## Direction
Tally up the lines carrying the string "ajaksi" and respond with only the resulting number.

────────────────

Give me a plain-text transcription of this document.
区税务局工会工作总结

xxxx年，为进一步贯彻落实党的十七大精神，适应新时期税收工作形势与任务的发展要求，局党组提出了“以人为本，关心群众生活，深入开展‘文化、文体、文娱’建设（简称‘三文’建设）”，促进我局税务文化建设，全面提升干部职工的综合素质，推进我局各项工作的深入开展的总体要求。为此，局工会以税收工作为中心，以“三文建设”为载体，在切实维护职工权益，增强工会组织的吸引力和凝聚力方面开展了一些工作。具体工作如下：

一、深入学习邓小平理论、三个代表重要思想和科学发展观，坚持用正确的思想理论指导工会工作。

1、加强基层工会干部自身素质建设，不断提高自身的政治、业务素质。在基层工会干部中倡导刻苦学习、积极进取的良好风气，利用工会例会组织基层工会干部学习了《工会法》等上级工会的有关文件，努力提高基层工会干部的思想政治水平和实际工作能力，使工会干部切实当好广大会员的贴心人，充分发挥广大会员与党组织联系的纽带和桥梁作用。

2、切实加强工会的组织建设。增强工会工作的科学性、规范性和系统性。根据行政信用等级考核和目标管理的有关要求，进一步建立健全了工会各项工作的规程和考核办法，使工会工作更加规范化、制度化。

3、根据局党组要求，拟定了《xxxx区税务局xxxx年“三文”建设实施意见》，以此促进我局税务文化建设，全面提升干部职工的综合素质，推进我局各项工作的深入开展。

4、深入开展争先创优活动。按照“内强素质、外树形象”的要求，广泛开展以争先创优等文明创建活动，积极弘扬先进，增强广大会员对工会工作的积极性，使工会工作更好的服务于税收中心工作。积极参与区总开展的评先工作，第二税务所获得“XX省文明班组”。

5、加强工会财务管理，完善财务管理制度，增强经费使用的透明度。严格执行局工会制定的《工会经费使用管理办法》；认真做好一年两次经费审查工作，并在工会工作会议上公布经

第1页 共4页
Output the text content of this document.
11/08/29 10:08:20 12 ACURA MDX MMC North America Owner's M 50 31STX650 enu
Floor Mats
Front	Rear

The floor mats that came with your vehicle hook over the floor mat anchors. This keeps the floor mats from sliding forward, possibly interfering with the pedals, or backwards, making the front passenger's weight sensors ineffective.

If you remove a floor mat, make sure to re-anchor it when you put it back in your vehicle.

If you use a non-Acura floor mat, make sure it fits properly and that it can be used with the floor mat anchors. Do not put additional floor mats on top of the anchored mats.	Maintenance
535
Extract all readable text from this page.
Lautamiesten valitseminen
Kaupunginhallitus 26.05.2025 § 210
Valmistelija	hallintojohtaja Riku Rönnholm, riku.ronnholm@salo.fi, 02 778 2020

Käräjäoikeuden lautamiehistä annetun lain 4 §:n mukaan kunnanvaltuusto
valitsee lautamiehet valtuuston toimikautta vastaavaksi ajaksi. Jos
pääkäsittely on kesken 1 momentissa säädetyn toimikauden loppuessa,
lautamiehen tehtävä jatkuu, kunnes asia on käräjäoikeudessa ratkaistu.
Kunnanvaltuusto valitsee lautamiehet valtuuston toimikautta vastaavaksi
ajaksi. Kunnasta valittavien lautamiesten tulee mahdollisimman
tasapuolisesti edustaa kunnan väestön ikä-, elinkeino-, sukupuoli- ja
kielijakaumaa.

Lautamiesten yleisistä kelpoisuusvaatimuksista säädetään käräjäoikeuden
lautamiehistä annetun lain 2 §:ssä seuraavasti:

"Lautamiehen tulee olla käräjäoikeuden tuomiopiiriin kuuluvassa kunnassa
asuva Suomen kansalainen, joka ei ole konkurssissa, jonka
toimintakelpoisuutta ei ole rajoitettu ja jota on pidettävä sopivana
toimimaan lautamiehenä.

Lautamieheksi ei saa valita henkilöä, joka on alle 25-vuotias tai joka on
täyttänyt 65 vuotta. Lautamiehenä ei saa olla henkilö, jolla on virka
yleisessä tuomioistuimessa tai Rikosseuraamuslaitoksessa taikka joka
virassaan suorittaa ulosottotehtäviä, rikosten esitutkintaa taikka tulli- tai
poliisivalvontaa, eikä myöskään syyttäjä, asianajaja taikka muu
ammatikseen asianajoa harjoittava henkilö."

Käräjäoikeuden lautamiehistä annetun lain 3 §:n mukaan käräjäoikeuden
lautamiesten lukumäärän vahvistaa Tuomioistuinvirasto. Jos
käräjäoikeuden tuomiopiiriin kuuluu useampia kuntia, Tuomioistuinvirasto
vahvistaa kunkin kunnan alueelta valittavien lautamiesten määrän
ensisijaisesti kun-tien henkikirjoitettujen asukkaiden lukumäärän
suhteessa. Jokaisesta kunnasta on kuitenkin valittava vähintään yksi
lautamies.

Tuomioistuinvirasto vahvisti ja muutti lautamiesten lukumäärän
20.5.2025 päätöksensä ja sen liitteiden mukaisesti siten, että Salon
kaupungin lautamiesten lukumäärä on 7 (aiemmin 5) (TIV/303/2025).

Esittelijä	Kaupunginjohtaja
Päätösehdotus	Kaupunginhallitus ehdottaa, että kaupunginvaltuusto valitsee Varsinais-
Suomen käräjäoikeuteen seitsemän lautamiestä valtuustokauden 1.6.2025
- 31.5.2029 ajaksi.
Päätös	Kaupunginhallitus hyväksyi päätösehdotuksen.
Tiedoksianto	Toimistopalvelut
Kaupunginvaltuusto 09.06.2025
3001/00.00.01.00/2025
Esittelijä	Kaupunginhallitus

────────────────

## Problem solution
3